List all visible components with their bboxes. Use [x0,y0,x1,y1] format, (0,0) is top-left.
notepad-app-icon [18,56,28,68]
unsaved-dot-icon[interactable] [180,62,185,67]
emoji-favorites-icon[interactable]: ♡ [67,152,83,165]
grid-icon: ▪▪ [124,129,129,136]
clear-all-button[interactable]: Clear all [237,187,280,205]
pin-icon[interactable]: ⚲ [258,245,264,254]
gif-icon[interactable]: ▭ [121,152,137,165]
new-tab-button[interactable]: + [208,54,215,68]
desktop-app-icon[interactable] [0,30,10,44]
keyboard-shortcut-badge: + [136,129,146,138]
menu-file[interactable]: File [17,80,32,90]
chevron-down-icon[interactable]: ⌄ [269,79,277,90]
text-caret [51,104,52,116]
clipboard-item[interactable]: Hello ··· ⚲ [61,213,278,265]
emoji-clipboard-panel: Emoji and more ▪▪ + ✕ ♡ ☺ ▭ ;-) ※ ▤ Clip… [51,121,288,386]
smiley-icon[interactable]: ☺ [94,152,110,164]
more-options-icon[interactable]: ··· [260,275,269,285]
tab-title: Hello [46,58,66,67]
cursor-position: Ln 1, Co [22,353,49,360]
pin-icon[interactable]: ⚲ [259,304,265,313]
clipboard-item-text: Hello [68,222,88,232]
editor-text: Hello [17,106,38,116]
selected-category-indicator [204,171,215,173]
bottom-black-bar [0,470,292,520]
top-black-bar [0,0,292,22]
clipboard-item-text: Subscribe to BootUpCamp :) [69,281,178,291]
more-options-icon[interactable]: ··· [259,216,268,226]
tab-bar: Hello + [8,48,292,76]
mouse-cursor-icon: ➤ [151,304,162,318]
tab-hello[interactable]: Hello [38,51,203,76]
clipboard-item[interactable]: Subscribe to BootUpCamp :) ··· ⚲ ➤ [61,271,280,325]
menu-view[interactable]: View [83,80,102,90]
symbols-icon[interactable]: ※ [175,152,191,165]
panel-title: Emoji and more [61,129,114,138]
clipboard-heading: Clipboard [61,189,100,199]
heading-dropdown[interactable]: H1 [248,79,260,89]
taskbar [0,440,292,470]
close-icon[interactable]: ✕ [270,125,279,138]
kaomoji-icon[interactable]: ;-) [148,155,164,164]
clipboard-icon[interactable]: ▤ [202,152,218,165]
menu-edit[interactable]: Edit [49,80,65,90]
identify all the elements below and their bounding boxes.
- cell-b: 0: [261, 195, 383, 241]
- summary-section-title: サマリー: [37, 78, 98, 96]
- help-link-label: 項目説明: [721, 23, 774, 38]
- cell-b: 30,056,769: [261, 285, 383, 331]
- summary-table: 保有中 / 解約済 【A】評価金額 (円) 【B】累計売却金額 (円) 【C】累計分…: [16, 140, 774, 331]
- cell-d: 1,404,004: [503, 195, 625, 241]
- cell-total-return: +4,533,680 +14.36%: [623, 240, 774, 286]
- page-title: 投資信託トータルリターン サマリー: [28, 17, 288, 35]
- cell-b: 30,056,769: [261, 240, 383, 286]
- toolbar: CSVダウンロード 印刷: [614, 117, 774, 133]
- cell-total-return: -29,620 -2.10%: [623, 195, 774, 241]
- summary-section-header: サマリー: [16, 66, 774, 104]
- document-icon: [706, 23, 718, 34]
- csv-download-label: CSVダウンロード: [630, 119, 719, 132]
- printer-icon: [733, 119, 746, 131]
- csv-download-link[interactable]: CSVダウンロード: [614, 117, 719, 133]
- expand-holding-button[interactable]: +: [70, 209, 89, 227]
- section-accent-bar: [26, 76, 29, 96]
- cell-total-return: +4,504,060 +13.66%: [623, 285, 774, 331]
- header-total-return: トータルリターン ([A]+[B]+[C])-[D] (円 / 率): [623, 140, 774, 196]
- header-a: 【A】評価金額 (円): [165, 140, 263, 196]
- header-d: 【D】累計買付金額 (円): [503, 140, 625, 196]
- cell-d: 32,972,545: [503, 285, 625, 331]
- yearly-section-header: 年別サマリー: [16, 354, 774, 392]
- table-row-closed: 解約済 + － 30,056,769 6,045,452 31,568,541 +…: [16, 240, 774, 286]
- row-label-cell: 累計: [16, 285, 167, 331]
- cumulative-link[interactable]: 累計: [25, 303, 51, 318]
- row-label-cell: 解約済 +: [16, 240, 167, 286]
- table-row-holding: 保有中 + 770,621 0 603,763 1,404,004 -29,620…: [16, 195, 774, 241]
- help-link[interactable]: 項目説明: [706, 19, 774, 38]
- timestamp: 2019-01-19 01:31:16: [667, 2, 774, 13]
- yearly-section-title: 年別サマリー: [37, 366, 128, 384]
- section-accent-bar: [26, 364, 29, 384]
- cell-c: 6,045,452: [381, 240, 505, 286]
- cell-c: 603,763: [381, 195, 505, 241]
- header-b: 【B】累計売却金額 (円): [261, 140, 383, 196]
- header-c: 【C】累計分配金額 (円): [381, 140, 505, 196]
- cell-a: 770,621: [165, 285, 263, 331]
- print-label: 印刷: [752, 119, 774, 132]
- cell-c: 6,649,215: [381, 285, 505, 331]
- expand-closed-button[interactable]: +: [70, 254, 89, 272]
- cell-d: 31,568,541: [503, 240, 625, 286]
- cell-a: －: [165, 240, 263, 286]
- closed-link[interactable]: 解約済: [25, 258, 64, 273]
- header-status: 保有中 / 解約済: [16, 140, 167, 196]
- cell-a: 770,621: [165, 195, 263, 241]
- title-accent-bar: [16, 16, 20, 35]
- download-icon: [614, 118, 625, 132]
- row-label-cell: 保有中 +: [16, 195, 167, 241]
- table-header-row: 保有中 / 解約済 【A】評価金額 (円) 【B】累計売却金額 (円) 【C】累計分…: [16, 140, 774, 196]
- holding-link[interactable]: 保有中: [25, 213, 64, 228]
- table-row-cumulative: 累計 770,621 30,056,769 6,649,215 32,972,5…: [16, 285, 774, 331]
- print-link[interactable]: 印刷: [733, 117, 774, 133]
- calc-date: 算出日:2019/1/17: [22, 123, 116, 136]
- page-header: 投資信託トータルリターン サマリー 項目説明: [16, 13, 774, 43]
= = =
Retype the lines from the start of the records up to and including the line that contains "menu-view[interactable]: View [83,80,102,90]", reproducing each one precisely.

• _The answer_:
List all visible components with their bboxes. Use [x0,y0,x1,y1] format, (0,0) is top-left.
notepad-app-icon [18,56,28,68]
unsaved-dot-icon[interactable] [180,62,185,67]
emoji-favorites-icon[interactable]: ♡ [67,152,83,165]
grid-icon: ▪▪ [124,129,129,136]
clear-all-button[interactable]: Clear all [237,187,280,205]
pin-icon[interactable]: ⚲ [258,245,264,254]
gif-icon[interactable]: ▭ [121,152,137,165]
new-tab-button[interactable]: + [208,54,215,68]
desktop-app-icon[interactable] [0,30,10,44]
keyboard-shortcut-badge: + [136,129,146,138]
menu-file[interactable]: File [17,80,32,90]
chevron-down-icon[interactable]: ⌄ [269,79,277,90]
text-caret [51,104,52,116]
clipboard-item[interactable]: Hello ··· ⚲ [61,213,278,265]
emoji-clipboard-panel: Emoji and more ▪▪ + ✕ ♡ ☺ ▭ ;-) ※ ▤ Clip… [51,121,288,386]
smiley-icon[interactable]: ☺ [94,152,110,164]
more-options-icon[interactable]: ··· [260,275,269,285]
tab-title: Hello [46,58,66,67]
cursor-position: Ln 1, Co [22,353,49,360]
pin-icon[interactable]: ⚲ [259,304,265,313]
clipboard-item-text: Hello [68,222,88,232]
editor-text: Hello [17,106,38,116]
selected-category-indicator [204,171,215,173]
bottom-black-bar [0,470,292,520]
top-black-bar [0,0,292,22]
clipboard-item-text: Subscribe to BootUpCamp :) [69,281,178,291]
more-options-icon[interactable]: ··· [259,216,268,226]
tab-bar: Hello + [8,48,292,76]
mouse-cursor-icon: ➤ [151,304,162,318]
tab-hello[interactable]: Hello [38,51,203,76]
clipboard-item[interactable]: Subscribe to BootUpCamp :) ··· ⚲ ➤ [61,271,280,325]
menu-view[interactable]: View [83,80,102,90]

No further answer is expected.